■ QUOTED TEXT:
-.-.-
Finally, the helper function that offsets channels by index is presented for convenience.

/**
 * Offsets a component in a 16-bit R5 G6 B5 color by a given amount.  If false is returned, the component
 *	can't be offset by the given amount.
 *
 * \param _ui32Channel The channel on the color to modify.
 * \param _i32Amount The amount by which to modify the color.
 * \param _ui16Color The color to modify.
 * \return Returns true if the offset was applied.
 */
LSE_INLINE LSBOOL LSE_CALL CImage::Offset16BitColorChannel( LSUINT32 _ui32Channel, LSINT32 _i32Amount, LSUINT16 &_ui16Color ) {
	static const LSUINT32 ui32Shifts[4] = {
		11,			// Red.
		5,			// Green.
		0,			// Blue.
		0,			// Alpha.
	};
	static const LSUINT32 ui32Bits[4] = {
		5,			// Red.
		6,			// Green.
		5,			// Blue.
		0,			// Alpha.
	};
	static const LSUINT32 ui32Masks[4] = {
		(1UL << ui32Bits[0]) - 1UL,			// Red.
		(1UL << ui32Bits[1]) - 1UL,			// Green.
		(1UL << ui32Bits[2]) - 1UL,			// Blue.
		(1UL << ui32Bits[3]) - 1UL,			// Alpha.
	};
	// Get the modified min.
	LSUINT32 ui32Mask = ui32Masks[_ui32Channel];
	LSUINT32 ui32Min = (_ui16Color >> ui32Shifts[_ui32Channel]) & ui32Mask;
	if ( static_cast<LSINT32>(ui32Min) + _i32Amount < 0 ||
		static_cast<LSINT32>(ui32Min) + _i32Amount > static_cast<LSINT32>(ui32Mask) ) {
		// Modifying by this amount would put the min out of its valid range.
		return false;
	}
	ui32Min += _i32Amount;
	_ui16Color = static_cast<LSUINT16>(_ui16Color & ~(ui32Mask << ui32Shifts[_ui32Channel]));
	_ui16Color |= ui32Min << ui32Shifts[_ui32Channel];
	return true;
}

 

Conclusion

The most difficult challenge in creating quality DXTn-compressed images is in picking a good pair of initial key colors.  Most algorithms pick key colors that they expect will have a large margin of error, and rely on a more exhaustive brute-force search for refinement (the 3rd stage of my algorithm).  Most of the compression time is dominated by the search, so they offer low, medium, and high quality settings to allow users to make trade-offs.
-.-.-
■ AVAILABLE DATA:
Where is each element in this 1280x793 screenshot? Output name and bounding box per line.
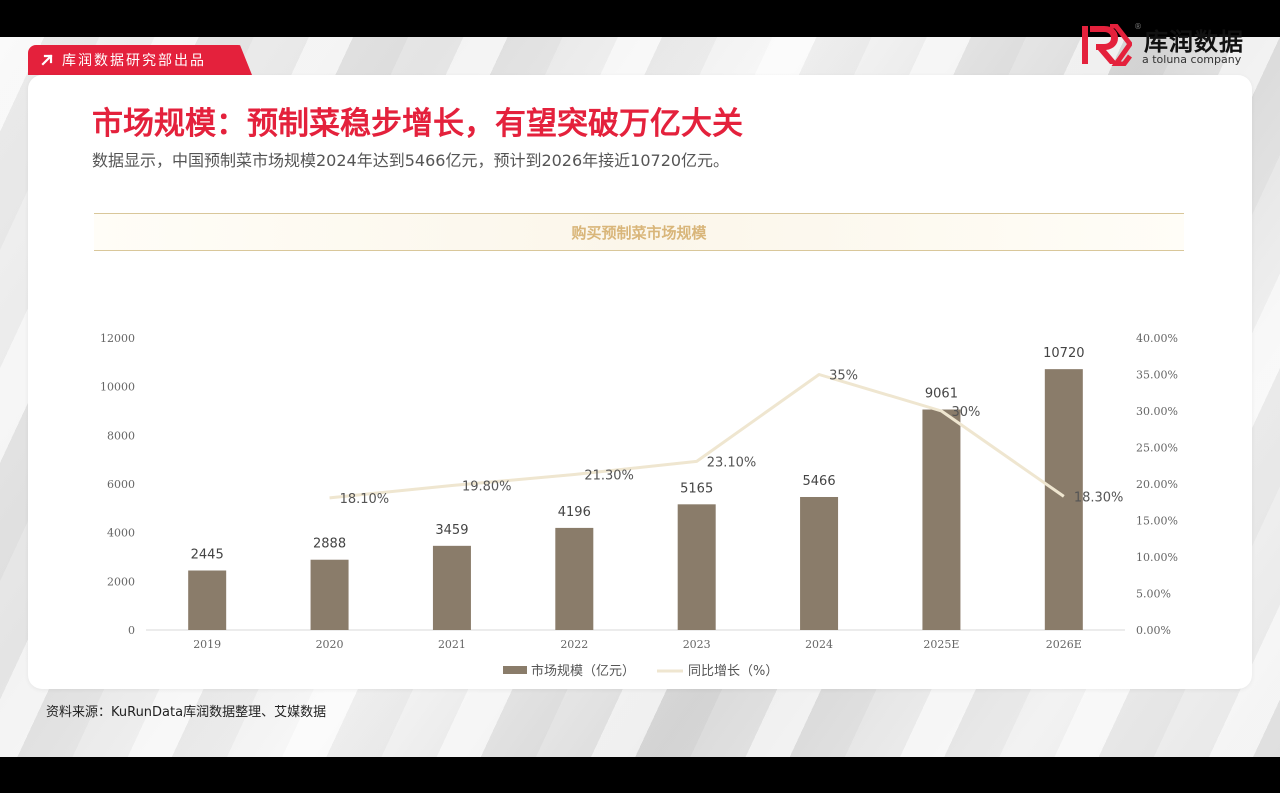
-.-.-
■ WRITTEN INSTRUCTION:
Decide whether each statement agrees with the DXTn compression text above. Give yes or no for each, with the deciding words quoted from the text.
1. The offset function returns true when the offset was applied.
2. Most of the compression time is taken up by picking the initial key colors.
3. The brute-force search is the 2nd stage of the algorithm described.

■ THE COMPLETED TASK:
1. Yes: "Returns true if the offset was applied."
2. No: "Most of the compression time is dominated by the search"
3. No: "(the 3rd stage of my algorithm)"